**Work to be completed:** Each entry below is to be written out exactly, and the pictures are to be left out.

- - -

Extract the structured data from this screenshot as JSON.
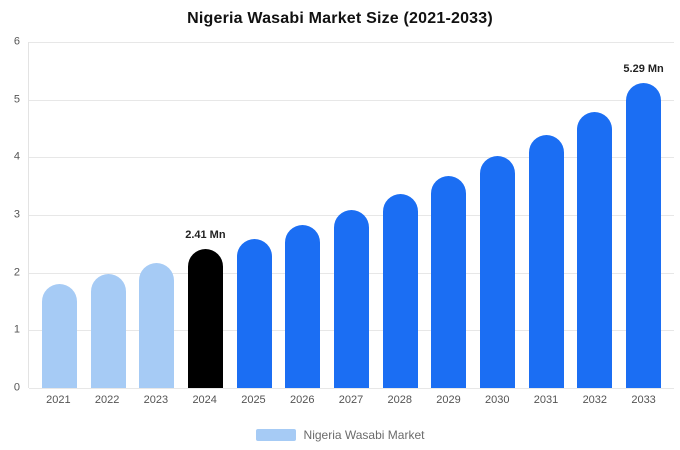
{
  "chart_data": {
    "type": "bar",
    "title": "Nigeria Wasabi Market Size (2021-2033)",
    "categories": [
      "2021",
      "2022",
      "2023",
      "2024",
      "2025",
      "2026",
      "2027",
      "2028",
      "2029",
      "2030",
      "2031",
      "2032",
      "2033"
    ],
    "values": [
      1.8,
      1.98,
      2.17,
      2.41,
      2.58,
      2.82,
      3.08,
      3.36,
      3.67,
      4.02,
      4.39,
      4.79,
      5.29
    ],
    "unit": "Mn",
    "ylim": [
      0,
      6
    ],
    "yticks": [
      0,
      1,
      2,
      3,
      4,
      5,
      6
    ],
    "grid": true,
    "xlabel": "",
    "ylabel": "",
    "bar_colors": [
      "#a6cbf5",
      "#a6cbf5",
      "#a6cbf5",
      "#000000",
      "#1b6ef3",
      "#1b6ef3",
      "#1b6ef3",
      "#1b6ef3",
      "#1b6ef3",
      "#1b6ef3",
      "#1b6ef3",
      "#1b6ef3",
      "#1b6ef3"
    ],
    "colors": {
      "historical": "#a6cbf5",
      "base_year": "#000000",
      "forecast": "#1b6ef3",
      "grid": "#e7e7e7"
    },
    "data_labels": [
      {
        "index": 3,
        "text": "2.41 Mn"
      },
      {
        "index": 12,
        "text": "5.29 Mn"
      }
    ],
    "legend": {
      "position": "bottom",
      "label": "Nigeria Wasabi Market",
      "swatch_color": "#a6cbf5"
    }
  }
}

- - -

**Result below:**
Extract the structured data from this screenshot as JSON.
{
  "chart_data": {
    "type": "bar",
    "title": "Nigeria Wasabi Market Size (2021-2033)",
    "categories": [
      "2021",
      "2022",
      "2023",
      "2024",
      "2025",
      "2026",
      "2027",
      "2028",
      "2029",
      "2030",
      "2031",
      "2032",
      "2033"
    ],
    "values": [
      1.8,
      1.98,
      2.17,
      2.41,
      2.58,
      2.82,
      3.08,
      3.36,
      3.67,
      4.02,
      4.39,
      4.79,
      5.29
    ],
    "unit": "Mn",
    "ylim": [
      0,
      6
    ],
    "yticks": [
      0,
      1,
      2,
      3,
      4,
      5,
      6
    ],
    "grid": true,
    "xlabel": "",
    "ylabel": "",
    "bar_colors": [
      "#a6cbf5",
      "#a6cbf5",
      "#a6cbf5",
      "#000000",
      "#1b6ef3",
      "#1b6ef3",
      "#1b6ef3",
      "#1b6ef3",
      "#1b6ef3",
      "#1b6ef3",
      "#1b6ef3",
      "#1b6ef3",
      "#1b6ef3"
    ],
    "colors": {
      "historical": "#a6cbf5",
      "base_year": "#000000",
      "forecast": "#1b6ef3",
      "grid": "#e7e7e7"
    },
    "data_labels": [
      {
        "index": 3,
        "text": "2.41 Mn"
      },
      {
        "index": 12,
        "text": "5.29 Mn"
      }
    ],
    "legend": {
      "position": "bottom",
      "label": "Nigeria Wasabi Market",
      "swatch_color": "#a6cbf5"
    }
  }
}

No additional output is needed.